_BRIEF_
Every record should be repeated exactly, except that pictures are left out.
Start of RECORD SET
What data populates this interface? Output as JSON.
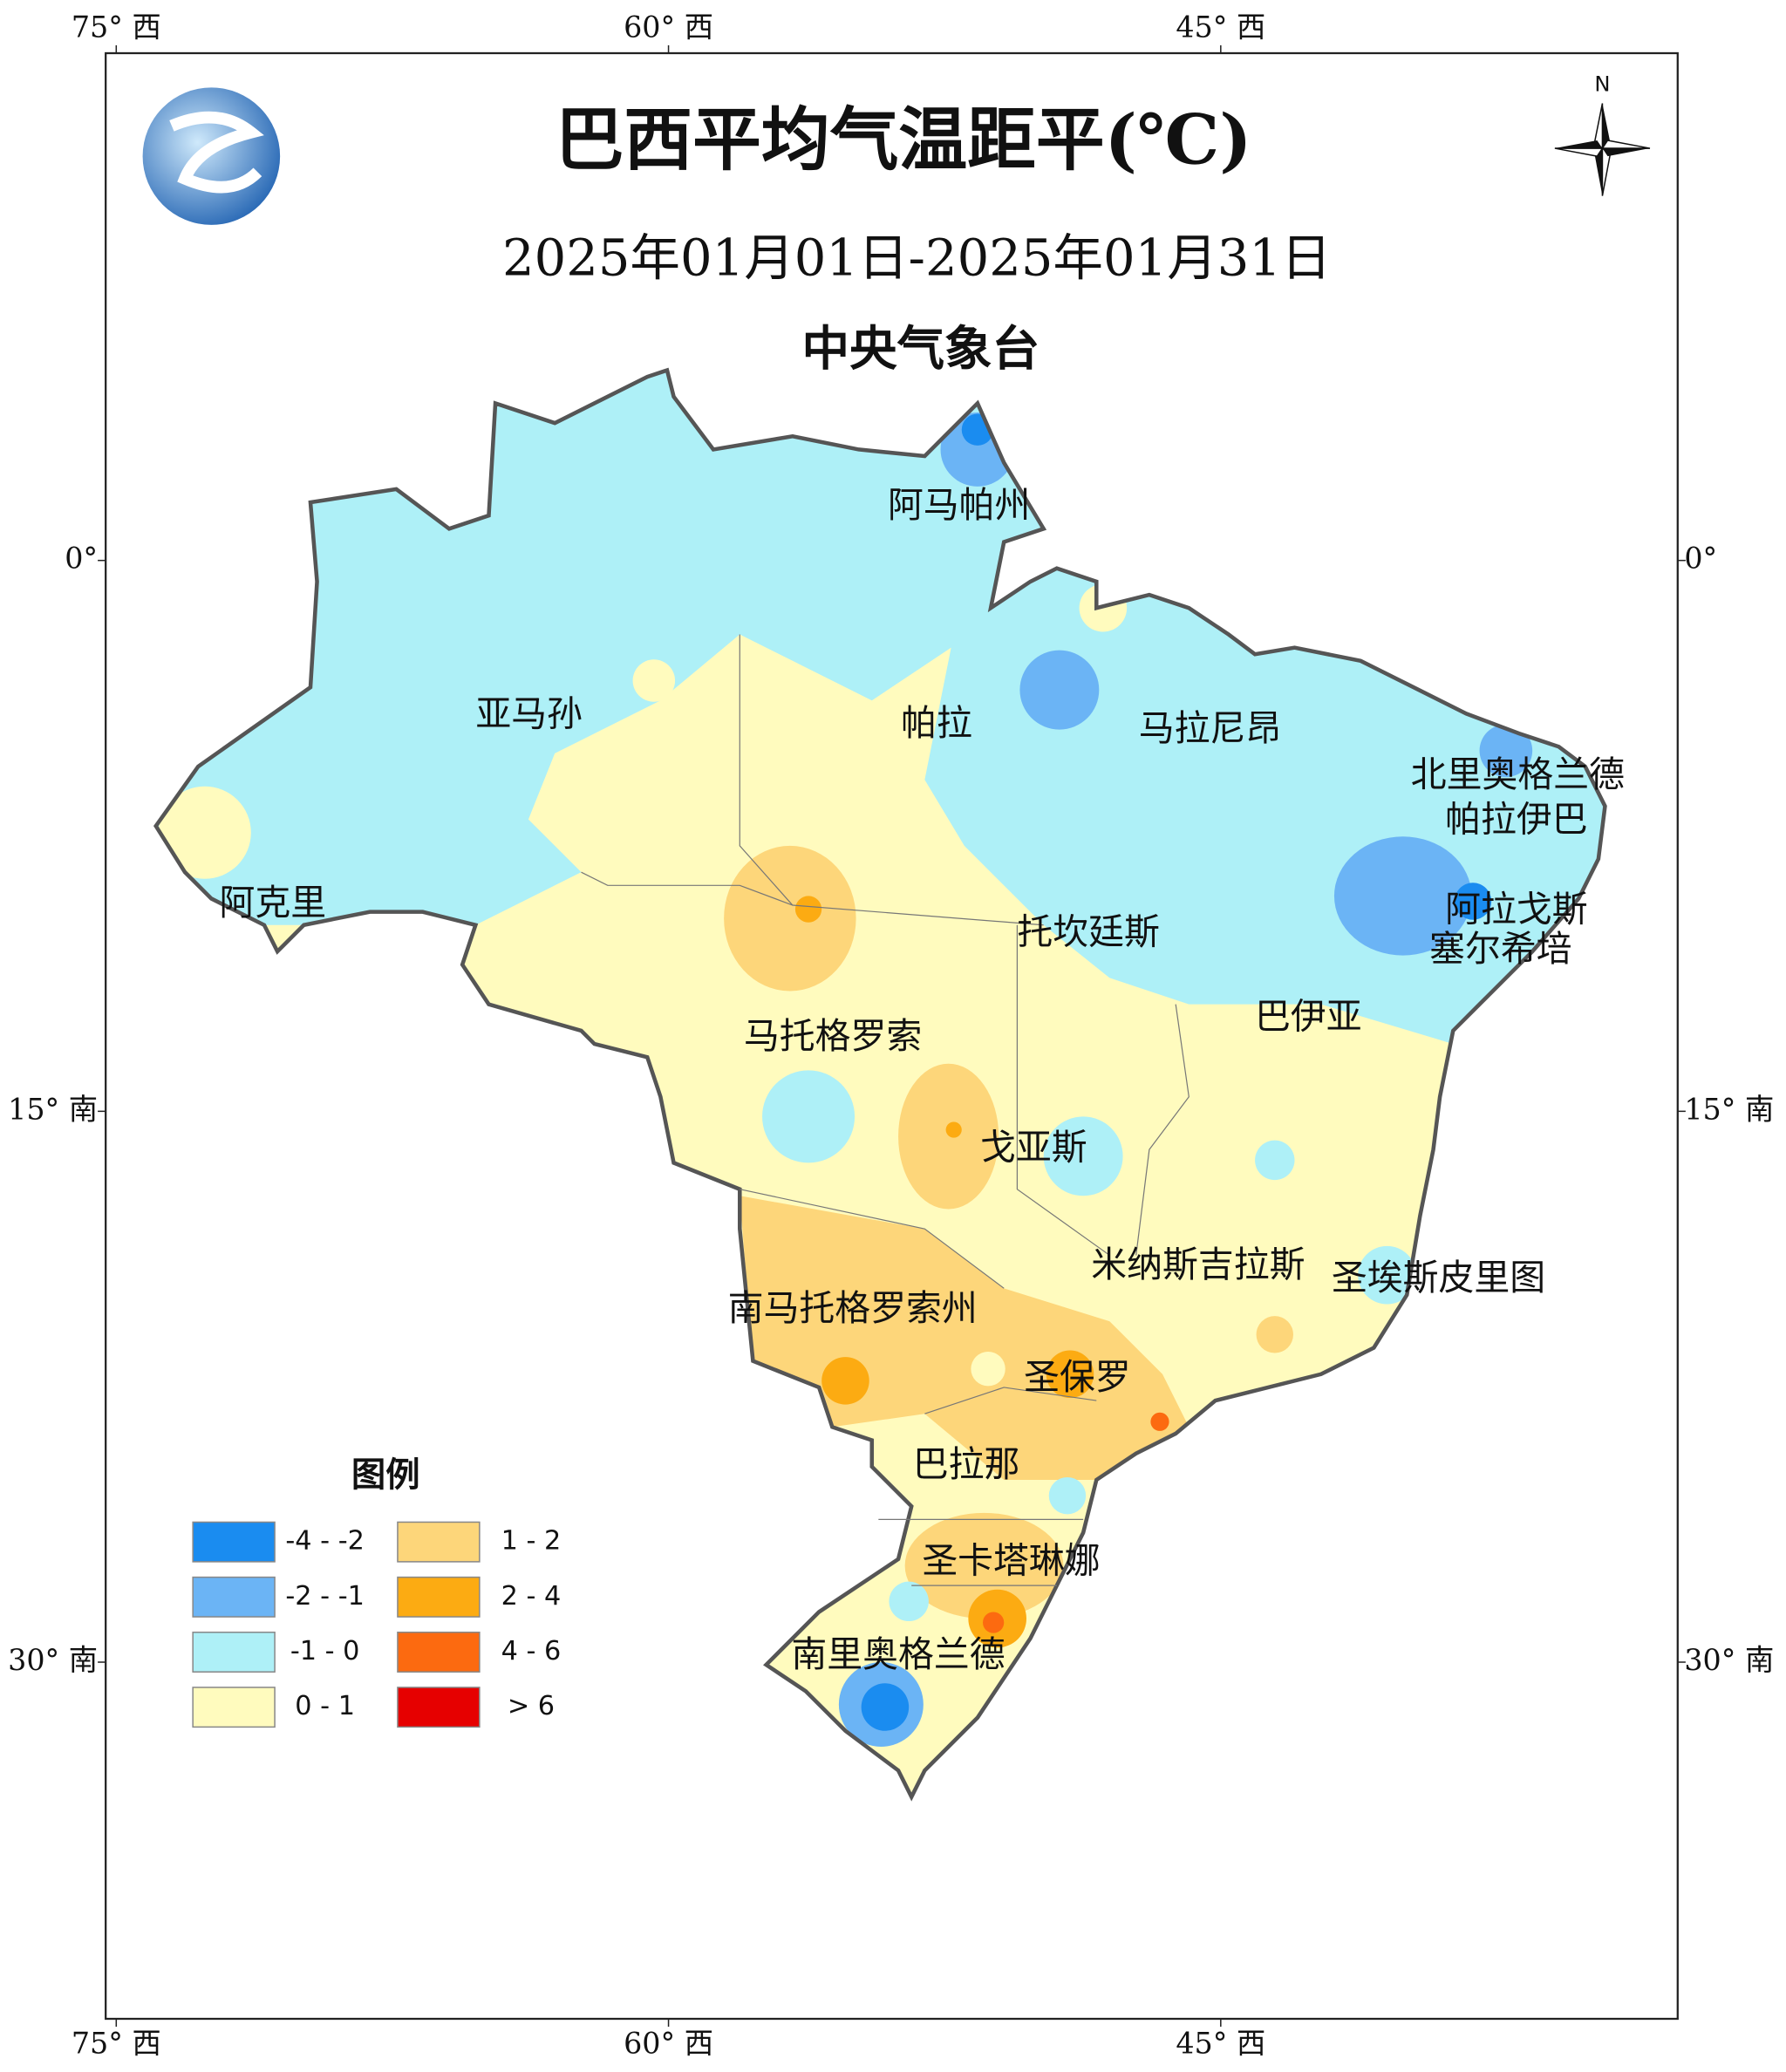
{
  "header": {
    "title": "巴西平均气温距平(℃)",
    "subtitle": "2025年01月01日-2025年01月31日",
    "issuer": "中央气象台"
  },
  "compass_label": "N",
  "lon_ticks": [
    {
      "value": -75,
      "label": "75° 西"
    },
    {
      "value": -60,
      "label": "60° 西"
    },
    {
      "value": -45,
      "label": "45° 西"
    }
  ],
  "lat_ticks": [
    {
      "value": 0,
      "label": "0°"
    },
    {
      "value": -15,
      "label": "15° 南"
    },
    {
      "value": -30,
      "label": "30° 南"
    }
  ],
  "regions": [
    "阿马帕州",
    "亚马孙",
    "帕拉",
    "马拉尼昂",
    "北里奥格兰德",
    "帕拉伊巴",
    "阿克里",
    "阿拉戈斯",
    "托坎廷斯",
    "塞尔希培",
    "马托格罗索",
    "巴伊亚",
    "戈亚斯",
    "米纳斯吉拉斯",
    "圣埃斯皮里图",
    "南马托格罗索州",
    "圣保罗",
    "巴拉那",
    "圣卡塔琳娜",
    "南里奥格兰德"
  ],
  "legend": {
    "title": "图例",
    "entries": [
      {
        "label": "-4 - -2",
        "color": "#1a8cf0"
      },
      {
        "label": "-2 - -1",
        "color": "#6bb4f5"
      },
      {
        "label": "-1 - 0",
        "color": "#aef0f7"
      },
      {
        "label": "0 - 1",
        "color": "#fffbbe"
      },
      {
        "label": "1 - 2",
        "color": "#fdd67a"
      },
      {
        "label": "2 - 4",
        "color": "#fcab12"
      },
      {
        "label": "4 - 6",
        "color": "#fc6a10"
      },
      {
        "label": "> 6",
        "color": "#e60000"
      }
    ]
  }
}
End of RECORD SET
_EXERCISE OUTPUT_
What data populates this interface? Output as JSON.
{
  "header": {
    "title": "巴西平均气温距平(℃)",
    "subtitle": "2025年01月01日-2025年01月31日",
    "issuer": "中央气象台"
  },
  "compass_label": "N",
  "lon_ticks": [
    {
      "value": -75,
      "label": "75° 西"
    },
    {
      "value": -60,
      "label": "60° 西"
    },
    {
      "value": -45,
      "label": "45° 西"
    }
  ],
  "lat_ticks": [
    {
      "value": 0,
      "label": "0°"
    },
    {
      "value": -15,
      "label": "15° 南"
    },
    {
      "value": -30,
      "label": "30° 南"
    }
  ],
  "regions": [
    "阿马帕州",
    "亚马孙",
    "帕拉",
    "马拉尼昂",
    "北里奥格兰德",
    "帕拉伊巴",
    "阿克里",
    "阿拉戈斯",
    "托坎廷斯",
    "塞尔希培",
    "马托格罗索",
    "巴伊亚",
    "戈亚斯",
    "米纳斯吉拉斯",
    "圣埃斯皮里图",
    "南马托格罗索州",
    "圣保罗",
    "巴拉那",
    "圣卡塔琳娜",
    "南里奥格兰德"
  ],
  "legend": {
    "title": "图例",
    "entries": [
      {
        "label": "-4 - -2",
        "color": "#1a8cf0"
      },
      {
        "label": "-2 - -1",
        "color": "#6bb4f5"
      },
      {
        "label": "-1 - 0",
        "color": "#aef0f7"
      },
      {
        "label": "0 - 1",
        "color": "#fffbbe"
      },
      {
        "label": "1 - 2",
        "color": "#fdd67a"
      },
      {
        "label": "2 - 4",
        "color": "#fcab12"
      },
      {
        "label": "4 - 6",
        "color": "#fc6a10"
      },
      {
        "label": "> 6",
        "color": "#e60000"
      }
    ]
  }
}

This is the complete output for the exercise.